start

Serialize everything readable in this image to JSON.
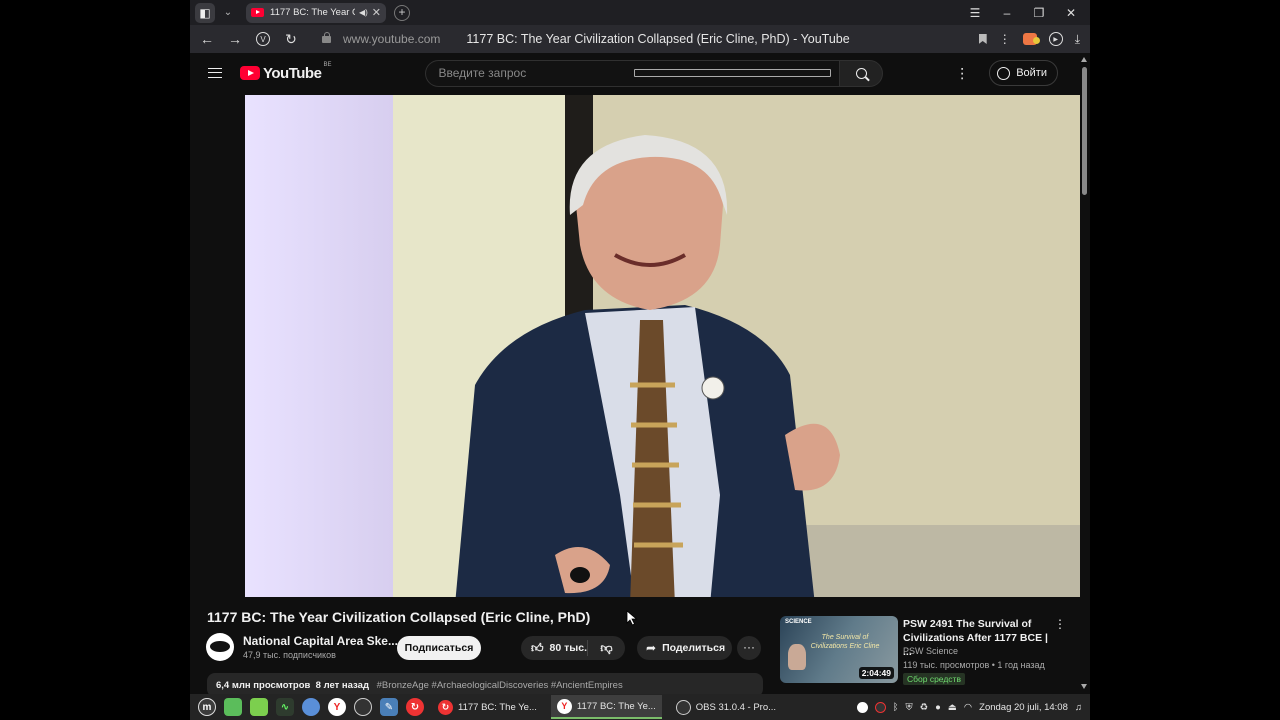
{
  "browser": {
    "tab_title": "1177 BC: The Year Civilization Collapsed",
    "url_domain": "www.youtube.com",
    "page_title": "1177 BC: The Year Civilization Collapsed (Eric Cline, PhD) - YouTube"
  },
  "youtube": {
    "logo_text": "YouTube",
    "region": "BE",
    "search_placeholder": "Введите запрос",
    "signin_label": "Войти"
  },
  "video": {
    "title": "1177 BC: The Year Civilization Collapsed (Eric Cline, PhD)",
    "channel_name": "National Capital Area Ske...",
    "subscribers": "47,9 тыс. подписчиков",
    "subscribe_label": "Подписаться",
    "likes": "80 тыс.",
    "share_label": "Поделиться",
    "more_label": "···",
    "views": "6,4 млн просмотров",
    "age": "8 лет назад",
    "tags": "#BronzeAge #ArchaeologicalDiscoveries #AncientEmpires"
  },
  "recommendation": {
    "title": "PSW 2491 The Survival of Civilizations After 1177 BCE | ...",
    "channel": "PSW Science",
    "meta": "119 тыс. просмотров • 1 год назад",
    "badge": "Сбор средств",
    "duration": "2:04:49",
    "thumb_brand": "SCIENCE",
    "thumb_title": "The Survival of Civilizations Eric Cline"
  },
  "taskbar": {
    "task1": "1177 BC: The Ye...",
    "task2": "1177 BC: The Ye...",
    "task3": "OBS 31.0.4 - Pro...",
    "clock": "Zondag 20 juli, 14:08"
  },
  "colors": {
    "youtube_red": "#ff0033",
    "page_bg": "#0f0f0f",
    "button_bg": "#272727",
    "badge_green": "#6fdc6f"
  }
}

end
start

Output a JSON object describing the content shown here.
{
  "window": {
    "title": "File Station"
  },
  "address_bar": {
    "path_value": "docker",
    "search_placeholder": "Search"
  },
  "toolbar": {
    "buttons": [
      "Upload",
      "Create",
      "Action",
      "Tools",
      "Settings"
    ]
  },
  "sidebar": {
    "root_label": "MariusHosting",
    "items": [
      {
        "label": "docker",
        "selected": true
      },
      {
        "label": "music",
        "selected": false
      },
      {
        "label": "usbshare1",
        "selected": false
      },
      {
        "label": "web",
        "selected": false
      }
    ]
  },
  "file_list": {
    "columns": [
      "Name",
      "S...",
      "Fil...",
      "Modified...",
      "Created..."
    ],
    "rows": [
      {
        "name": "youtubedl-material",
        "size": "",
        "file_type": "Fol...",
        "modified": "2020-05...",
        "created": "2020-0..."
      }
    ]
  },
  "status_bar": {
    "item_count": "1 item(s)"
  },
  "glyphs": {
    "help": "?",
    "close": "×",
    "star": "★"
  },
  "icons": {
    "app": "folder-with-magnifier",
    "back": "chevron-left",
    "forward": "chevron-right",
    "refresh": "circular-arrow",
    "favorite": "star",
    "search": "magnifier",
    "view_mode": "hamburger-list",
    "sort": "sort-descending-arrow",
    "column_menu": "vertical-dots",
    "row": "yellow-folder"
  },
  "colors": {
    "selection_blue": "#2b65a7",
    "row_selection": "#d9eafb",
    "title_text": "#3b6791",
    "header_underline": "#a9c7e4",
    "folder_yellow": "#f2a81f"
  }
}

end

Report the number of lines in the listing above that include the word "magnifier", and nothing else.

Exercise solution.
2